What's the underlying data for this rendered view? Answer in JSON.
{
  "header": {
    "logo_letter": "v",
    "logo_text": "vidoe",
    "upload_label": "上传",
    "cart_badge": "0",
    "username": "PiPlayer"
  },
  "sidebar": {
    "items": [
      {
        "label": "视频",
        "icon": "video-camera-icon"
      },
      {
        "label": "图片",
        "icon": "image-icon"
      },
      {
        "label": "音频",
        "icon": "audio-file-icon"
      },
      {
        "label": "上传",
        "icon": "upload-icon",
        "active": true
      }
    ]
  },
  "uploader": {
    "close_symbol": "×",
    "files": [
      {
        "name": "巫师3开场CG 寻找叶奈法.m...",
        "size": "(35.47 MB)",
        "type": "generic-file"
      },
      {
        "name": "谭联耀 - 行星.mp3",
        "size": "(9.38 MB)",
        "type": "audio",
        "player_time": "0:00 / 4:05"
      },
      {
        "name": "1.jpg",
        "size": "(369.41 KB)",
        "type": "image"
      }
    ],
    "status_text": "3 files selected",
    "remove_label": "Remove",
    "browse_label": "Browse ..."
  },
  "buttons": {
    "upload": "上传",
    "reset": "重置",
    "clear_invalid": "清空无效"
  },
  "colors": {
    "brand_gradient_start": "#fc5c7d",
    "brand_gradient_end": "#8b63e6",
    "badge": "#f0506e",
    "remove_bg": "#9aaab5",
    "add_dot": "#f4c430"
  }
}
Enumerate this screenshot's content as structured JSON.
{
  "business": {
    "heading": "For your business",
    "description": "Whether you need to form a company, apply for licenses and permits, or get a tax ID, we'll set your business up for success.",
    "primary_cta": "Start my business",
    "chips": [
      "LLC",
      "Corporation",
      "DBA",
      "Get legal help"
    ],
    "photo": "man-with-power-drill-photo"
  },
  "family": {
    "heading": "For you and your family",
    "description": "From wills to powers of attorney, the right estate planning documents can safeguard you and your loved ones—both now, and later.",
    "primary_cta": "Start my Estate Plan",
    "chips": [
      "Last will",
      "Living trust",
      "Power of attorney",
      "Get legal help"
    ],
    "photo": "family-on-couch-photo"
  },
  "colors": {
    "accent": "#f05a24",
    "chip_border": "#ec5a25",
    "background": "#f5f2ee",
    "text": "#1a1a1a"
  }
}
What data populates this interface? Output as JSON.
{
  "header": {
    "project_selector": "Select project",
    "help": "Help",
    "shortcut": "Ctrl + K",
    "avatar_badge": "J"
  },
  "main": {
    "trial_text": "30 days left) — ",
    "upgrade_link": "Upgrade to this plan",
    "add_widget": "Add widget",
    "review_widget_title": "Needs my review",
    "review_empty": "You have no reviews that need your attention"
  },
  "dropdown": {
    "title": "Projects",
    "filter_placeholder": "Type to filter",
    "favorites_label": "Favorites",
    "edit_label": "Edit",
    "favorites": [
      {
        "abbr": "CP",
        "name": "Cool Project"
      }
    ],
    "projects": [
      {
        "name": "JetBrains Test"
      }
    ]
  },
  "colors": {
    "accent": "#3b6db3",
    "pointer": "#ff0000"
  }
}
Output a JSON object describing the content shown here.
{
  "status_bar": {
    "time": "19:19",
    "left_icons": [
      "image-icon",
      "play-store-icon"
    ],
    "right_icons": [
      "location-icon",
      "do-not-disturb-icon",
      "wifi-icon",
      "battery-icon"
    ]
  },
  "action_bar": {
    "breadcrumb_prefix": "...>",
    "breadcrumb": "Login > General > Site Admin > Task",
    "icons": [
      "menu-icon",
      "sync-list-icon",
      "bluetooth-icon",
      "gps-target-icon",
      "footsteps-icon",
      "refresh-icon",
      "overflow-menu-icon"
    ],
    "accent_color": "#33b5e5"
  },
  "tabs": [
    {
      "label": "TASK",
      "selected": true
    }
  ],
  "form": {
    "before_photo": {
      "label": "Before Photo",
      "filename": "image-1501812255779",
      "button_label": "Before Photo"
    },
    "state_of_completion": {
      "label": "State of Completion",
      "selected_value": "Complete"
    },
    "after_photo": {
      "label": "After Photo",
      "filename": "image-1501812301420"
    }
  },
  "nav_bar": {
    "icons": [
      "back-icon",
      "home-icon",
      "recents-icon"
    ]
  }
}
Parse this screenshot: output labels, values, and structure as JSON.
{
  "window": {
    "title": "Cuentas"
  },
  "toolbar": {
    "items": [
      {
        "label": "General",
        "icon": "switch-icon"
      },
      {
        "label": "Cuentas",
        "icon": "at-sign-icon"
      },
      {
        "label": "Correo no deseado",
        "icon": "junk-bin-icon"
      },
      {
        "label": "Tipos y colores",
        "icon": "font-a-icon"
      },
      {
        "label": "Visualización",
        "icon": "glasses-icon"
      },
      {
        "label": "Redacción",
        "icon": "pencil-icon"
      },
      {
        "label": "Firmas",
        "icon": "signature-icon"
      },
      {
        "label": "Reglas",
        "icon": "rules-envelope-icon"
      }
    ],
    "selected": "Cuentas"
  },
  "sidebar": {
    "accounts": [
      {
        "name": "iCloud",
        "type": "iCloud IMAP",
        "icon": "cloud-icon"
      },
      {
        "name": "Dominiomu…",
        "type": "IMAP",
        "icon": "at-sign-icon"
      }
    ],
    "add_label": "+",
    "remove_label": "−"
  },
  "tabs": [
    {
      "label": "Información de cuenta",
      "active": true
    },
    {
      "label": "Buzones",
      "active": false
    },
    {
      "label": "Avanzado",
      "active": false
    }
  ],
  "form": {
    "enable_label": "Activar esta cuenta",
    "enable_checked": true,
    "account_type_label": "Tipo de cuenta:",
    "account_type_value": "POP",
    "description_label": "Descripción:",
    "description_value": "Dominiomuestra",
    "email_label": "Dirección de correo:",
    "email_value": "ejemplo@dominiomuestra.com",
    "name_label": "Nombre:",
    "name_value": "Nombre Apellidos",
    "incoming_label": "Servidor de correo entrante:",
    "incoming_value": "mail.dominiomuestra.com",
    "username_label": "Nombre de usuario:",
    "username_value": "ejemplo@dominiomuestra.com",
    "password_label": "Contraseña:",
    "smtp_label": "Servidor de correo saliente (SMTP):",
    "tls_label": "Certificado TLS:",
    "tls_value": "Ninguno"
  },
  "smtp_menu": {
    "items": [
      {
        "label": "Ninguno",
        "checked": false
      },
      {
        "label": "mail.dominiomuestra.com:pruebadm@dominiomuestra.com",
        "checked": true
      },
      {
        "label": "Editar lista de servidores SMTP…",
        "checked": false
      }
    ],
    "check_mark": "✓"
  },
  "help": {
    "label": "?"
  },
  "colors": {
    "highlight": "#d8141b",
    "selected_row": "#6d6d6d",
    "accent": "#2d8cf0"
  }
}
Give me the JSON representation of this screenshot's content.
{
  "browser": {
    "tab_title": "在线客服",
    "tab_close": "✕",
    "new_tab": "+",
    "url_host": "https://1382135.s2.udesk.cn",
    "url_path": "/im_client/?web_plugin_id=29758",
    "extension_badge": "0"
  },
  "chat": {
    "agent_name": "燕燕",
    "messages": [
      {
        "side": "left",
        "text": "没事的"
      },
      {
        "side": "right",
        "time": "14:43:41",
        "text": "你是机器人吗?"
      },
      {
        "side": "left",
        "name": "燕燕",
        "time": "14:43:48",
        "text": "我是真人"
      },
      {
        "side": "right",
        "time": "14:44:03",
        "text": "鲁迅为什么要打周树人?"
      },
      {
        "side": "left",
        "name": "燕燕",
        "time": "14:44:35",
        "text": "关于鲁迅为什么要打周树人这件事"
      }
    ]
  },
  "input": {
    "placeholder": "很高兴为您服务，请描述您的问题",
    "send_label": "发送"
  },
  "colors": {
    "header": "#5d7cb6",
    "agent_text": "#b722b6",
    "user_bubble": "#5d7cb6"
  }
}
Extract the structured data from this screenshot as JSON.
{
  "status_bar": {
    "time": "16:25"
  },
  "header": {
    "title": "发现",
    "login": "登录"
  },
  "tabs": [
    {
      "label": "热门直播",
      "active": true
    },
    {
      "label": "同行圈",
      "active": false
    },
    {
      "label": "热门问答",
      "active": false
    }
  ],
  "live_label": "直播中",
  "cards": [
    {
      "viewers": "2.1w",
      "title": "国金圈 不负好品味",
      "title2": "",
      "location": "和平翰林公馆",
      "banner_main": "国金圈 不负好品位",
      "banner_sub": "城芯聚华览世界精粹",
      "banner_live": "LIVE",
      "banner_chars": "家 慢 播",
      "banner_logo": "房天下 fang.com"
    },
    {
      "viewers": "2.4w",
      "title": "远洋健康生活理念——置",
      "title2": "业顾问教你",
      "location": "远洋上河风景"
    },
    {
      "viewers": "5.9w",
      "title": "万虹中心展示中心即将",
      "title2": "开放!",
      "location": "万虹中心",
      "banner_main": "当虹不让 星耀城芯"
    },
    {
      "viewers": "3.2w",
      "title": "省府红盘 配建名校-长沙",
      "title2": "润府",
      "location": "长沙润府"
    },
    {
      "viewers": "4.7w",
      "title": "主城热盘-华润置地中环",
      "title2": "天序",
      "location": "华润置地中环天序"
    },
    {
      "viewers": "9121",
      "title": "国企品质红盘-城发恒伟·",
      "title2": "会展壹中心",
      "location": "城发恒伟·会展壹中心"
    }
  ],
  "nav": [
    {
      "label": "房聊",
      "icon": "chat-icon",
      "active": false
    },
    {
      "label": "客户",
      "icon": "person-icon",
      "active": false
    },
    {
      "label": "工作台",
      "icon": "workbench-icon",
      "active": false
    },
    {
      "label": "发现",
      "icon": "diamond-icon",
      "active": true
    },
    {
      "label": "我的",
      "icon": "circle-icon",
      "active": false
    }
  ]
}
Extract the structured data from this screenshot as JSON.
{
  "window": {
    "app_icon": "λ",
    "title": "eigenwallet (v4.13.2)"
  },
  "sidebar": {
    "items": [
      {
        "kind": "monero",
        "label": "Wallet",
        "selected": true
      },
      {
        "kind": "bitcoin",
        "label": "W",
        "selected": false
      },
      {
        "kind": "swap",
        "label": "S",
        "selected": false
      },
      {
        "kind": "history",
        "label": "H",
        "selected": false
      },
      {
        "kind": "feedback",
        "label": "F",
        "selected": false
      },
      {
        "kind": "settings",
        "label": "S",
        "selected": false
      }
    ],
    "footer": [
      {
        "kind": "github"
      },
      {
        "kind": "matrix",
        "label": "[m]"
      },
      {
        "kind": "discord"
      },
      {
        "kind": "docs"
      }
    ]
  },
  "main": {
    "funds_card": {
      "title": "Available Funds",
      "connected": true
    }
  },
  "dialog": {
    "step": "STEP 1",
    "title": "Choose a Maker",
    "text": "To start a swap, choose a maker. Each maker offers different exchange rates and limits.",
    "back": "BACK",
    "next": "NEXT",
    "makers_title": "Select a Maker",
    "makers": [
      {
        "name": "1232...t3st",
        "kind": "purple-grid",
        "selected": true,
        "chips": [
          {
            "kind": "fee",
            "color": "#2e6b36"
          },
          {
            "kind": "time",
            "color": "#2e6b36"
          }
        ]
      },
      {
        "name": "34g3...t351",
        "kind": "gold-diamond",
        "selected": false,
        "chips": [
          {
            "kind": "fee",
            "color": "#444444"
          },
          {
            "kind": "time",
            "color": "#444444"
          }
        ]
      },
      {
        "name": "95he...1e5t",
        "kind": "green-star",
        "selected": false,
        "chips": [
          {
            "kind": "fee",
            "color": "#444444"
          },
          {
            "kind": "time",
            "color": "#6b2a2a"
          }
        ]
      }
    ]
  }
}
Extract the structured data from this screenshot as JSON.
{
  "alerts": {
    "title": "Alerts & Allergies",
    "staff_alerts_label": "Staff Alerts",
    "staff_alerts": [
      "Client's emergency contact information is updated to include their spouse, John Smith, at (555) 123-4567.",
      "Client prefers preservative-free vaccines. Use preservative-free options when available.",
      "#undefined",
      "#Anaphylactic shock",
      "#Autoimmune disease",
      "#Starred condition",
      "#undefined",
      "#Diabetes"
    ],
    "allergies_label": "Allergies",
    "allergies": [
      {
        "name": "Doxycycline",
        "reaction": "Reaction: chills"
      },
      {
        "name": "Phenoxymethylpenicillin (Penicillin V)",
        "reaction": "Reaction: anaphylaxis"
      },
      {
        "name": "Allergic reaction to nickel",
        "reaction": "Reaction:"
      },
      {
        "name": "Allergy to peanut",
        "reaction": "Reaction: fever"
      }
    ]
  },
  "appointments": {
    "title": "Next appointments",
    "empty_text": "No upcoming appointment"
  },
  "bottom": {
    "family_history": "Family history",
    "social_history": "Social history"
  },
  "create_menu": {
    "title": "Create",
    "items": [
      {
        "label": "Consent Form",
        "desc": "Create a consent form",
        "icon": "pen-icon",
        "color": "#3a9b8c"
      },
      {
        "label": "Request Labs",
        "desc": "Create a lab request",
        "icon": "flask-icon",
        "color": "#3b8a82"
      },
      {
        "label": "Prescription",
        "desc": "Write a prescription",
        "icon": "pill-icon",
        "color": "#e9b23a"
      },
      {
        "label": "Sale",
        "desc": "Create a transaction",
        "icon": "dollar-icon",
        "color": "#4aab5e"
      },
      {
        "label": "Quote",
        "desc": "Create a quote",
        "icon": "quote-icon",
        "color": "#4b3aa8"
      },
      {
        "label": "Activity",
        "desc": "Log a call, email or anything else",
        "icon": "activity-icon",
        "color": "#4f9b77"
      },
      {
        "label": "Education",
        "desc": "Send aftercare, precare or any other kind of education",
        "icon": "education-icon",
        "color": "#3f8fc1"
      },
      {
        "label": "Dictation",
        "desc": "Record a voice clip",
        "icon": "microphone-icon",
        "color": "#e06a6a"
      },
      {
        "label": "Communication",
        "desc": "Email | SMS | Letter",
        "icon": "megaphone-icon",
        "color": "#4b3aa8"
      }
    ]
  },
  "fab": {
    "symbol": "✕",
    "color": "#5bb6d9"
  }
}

################

→ Objective: Which lines hold the string "ejemplo"? List them all.

→ Task answer:
    "email_value": "ejemplo@dominiomuestra.com",
    "username_value": "ejemplo@dominiomuestra.com",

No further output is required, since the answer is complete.